(Collected data)
=======
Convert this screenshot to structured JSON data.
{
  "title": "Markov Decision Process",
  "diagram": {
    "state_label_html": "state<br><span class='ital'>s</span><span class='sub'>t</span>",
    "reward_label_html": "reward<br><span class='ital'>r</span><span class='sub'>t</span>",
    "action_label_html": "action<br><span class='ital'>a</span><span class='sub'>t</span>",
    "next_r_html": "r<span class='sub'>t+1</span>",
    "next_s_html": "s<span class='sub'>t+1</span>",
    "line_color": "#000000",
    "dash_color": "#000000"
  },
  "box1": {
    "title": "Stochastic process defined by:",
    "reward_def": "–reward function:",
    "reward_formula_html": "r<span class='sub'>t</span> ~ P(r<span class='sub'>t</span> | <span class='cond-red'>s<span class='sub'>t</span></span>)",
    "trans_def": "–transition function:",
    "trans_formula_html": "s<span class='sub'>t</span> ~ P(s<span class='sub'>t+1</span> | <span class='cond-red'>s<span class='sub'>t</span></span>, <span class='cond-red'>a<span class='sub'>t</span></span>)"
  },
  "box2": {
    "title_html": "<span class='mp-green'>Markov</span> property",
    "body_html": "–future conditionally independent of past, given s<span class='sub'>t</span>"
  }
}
=======
# [Exercise prompt]
Repeat each record exactly, leaving nothing out.

# [Task result]
Convert this screenshot to structured JSON data.
{
  "title": "Markov Decision Process",
  "diagram": {
    "state_label_html": "state<br><span class='ital'>s</span><span class='sub'>t</span>",
    "reward_label_html": "reward<br><span class='ital'>r</span><span class='sub'>t</span>",
    "action_label_html": "action<br><span class='ital'>a</span><span class='sub'>t</span>",
    "next_r_html": "r<span class='sub'>t+1</span>",
    "next_s_html": "s<span class='sub'>t+1</span>",
    "line_color": "#000000",
    "dash_color": "#000000"
  },
  "box1": {
    "title": "Stochastic process defined by:",
    "reward_def": "–reward function:",
    "reward_formula_html": "r<span class='sub'>t</span> ~ P(r<span class='sub'>t</span> | <span class='cond-red'>s<span class='sub'>t</span></span>)",
    "trans_def": "–transition function:",
    "trans_formula_html": "s<span class='sub'>t</span> ~ P(s<span class='sub'>t+1</span> | <span class='cond-red'>s<span class='sub'>t</span></span>, <span class='cond-red'>a<span class='sub'>t</span></span>)"
  },
  "box2": {
    "title_html": "<span class='mp-green'>Markov</span> property",
    "body_html": "–future conditionally independent of past, given s<span class='sub'>t</span>"
  }
}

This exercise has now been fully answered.